• Input
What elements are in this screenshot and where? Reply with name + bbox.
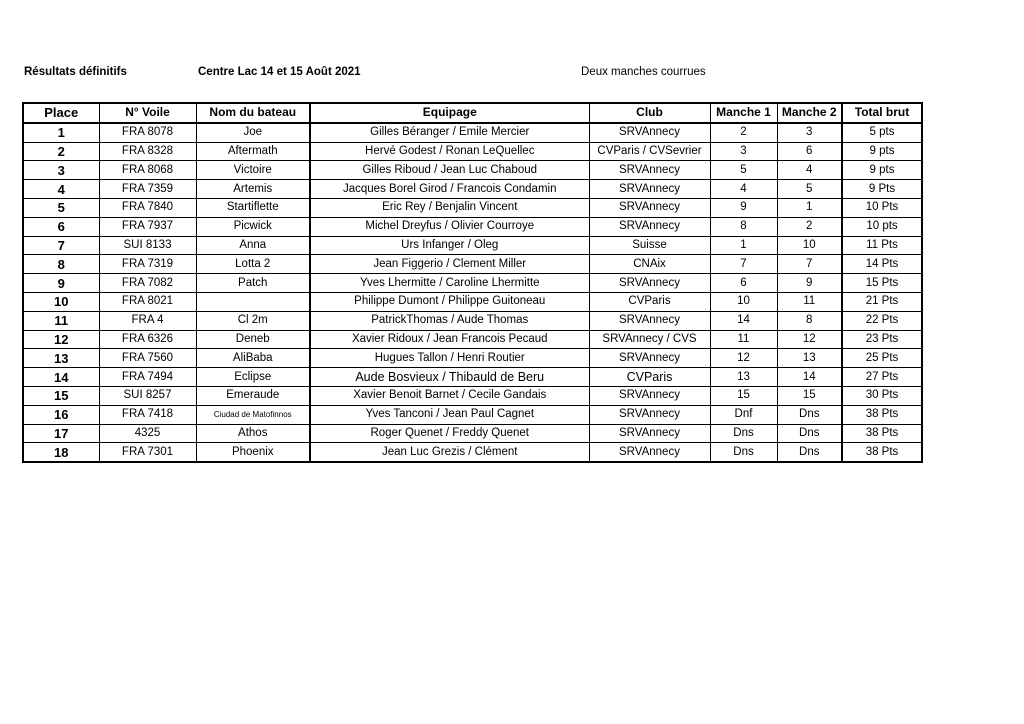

---

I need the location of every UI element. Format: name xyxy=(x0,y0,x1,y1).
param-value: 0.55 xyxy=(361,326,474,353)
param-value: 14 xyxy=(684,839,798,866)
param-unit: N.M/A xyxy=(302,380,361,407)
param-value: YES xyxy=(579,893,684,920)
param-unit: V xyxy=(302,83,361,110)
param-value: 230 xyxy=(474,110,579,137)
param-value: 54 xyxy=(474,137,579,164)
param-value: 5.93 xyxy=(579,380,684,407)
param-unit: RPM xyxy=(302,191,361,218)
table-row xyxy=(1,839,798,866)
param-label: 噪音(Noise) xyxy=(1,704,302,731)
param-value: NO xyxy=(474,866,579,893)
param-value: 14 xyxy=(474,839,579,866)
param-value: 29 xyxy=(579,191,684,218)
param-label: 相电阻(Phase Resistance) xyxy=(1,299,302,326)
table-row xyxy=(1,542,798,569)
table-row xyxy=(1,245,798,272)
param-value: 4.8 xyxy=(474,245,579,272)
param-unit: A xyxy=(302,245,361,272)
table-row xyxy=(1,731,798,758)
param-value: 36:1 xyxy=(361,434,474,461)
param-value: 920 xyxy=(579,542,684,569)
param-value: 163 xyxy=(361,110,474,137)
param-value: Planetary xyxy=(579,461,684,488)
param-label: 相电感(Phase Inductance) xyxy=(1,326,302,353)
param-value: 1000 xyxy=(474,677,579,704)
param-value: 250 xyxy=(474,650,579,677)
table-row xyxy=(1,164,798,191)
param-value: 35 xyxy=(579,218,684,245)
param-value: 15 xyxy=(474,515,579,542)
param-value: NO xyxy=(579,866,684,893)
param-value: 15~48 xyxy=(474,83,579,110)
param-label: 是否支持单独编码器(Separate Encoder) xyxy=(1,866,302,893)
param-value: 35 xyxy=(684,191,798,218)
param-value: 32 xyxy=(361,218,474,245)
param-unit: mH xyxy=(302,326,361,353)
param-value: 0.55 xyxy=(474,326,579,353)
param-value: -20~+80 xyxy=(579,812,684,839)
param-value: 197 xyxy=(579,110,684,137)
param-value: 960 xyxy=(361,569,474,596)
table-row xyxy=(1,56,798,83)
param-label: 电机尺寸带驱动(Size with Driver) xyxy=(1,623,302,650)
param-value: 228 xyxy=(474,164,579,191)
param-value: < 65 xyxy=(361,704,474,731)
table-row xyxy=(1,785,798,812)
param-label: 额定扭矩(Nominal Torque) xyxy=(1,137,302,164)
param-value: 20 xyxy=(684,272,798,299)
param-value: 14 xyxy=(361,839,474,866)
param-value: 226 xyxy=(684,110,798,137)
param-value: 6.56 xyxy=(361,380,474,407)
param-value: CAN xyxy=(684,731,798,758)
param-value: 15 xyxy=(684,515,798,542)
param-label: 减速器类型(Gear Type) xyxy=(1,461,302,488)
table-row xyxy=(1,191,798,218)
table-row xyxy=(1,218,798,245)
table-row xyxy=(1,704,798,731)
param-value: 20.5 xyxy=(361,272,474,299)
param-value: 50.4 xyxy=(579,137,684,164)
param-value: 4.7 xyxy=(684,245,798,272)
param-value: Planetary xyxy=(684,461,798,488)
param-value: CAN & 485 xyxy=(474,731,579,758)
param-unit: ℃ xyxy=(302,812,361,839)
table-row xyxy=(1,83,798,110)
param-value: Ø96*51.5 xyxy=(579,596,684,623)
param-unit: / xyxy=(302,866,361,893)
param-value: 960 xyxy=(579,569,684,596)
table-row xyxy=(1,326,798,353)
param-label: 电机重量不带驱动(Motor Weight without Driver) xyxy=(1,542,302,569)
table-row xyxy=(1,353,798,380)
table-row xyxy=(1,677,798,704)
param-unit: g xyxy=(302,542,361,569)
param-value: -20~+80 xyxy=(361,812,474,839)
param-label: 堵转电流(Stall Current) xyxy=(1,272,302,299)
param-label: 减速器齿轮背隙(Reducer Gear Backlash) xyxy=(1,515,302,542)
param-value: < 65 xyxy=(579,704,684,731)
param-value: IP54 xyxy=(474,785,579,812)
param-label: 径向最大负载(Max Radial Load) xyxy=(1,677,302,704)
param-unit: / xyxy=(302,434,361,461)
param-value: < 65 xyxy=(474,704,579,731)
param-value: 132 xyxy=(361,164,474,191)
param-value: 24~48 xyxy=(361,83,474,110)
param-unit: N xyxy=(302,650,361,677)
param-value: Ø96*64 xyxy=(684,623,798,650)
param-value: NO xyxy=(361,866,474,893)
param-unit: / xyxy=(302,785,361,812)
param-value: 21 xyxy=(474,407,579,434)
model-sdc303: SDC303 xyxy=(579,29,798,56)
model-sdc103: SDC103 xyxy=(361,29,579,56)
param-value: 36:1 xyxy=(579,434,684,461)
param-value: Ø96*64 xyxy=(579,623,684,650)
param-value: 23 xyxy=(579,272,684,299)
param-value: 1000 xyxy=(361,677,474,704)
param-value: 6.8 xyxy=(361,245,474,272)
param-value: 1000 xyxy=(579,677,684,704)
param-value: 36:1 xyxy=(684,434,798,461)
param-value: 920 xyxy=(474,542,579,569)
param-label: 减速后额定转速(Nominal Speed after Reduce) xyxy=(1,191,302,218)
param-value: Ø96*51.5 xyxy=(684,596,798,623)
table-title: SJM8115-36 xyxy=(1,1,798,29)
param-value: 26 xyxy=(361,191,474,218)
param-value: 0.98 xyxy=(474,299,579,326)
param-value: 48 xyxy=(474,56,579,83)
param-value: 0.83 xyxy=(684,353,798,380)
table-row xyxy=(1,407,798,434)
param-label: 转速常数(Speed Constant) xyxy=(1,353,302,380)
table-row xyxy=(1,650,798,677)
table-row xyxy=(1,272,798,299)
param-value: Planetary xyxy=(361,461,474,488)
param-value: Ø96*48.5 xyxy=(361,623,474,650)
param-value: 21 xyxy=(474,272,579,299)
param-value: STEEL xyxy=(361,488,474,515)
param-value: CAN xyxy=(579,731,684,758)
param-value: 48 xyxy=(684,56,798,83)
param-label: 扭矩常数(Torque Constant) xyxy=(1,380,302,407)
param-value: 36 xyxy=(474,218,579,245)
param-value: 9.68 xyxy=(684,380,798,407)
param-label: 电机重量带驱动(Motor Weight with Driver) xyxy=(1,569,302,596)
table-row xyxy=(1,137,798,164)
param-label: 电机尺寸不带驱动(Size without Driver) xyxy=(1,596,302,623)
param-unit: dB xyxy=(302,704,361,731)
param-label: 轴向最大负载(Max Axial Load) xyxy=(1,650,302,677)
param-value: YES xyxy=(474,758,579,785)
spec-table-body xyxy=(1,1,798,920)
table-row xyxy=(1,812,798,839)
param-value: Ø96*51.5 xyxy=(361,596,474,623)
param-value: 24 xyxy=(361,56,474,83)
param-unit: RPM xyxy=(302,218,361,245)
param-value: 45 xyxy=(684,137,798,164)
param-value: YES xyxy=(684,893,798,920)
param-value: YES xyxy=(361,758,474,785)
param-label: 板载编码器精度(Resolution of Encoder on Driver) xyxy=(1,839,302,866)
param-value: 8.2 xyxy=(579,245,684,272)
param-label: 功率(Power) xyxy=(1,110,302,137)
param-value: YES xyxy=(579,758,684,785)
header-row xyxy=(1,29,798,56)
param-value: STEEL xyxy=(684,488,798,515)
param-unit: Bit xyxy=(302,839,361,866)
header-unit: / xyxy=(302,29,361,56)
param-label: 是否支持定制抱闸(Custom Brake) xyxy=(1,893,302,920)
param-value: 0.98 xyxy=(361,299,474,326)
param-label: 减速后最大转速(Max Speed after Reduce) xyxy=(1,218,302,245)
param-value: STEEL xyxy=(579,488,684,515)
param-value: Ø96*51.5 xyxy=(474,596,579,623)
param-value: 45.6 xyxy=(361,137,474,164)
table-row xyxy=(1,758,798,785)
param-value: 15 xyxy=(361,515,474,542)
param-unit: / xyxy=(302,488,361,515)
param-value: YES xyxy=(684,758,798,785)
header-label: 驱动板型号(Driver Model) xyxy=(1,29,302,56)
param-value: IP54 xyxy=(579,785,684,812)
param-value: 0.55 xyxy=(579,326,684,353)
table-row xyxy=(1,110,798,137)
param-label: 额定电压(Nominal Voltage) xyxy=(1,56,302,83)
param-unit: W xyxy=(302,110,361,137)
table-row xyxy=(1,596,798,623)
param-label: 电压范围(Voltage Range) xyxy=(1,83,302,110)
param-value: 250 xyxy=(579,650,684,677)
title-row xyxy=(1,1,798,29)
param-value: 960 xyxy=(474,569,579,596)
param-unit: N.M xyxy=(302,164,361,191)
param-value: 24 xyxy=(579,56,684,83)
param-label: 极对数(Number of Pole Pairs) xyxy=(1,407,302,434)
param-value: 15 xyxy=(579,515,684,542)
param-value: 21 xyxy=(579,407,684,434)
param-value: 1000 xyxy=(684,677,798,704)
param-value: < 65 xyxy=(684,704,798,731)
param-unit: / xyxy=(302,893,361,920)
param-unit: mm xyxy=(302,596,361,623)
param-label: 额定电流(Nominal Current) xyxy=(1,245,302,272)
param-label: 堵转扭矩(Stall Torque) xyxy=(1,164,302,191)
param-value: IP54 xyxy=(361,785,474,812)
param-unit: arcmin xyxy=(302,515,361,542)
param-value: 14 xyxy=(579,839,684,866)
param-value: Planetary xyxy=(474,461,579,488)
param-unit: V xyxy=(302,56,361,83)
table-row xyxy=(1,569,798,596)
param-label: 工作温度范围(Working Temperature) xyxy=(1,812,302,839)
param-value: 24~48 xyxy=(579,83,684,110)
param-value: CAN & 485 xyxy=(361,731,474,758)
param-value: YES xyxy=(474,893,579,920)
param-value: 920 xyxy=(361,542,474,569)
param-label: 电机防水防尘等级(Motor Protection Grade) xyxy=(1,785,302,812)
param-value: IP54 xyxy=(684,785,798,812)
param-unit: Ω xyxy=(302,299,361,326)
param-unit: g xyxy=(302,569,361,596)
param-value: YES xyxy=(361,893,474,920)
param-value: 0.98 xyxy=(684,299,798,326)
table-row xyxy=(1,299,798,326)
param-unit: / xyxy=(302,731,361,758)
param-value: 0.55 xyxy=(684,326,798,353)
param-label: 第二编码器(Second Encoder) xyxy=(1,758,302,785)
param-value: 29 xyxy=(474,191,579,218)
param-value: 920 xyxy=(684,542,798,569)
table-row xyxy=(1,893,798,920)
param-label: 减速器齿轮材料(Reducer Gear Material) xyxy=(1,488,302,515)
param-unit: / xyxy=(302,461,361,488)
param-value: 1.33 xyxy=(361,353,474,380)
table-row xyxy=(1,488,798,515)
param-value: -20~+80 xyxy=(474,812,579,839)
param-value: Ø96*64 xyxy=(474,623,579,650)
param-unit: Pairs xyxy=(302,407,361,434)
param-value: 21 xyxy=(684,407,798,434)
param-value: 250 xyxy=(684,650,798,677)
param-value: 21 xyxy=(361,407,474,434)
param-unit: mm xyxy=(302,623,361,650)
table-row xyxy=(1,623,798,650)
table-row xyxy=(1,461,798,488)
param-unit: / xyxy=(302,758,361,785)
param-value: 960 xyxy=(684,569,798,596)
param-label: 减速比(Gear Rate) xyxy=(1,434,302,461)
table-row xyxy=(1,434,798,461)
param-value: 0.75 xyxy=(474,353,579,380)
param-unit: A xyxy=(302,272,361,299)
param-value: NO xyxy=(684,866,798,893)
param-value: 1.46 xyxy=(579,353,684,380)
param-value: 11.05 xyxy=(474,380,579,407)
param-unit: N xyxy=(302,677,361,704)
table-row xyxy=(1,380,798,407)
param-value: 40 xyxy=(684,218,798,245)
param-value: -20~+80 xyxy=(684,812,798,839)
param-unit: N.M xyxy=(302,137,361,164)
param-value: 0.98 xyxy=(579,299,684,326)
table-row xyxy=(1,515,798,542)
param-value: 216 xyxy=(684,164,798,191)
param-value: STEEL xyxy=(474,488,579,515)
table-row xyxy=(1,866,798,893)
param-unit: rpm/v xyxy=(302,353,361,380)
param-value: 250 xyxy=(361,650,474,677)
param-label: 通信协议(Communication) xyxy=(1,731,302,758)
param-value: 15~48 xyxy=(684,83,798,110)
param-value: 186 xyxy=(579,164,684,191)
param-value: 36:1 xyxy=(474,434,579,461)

• The request
Please count the lines in the records that contain the word "Motor" and give only that number.

• Written solution
3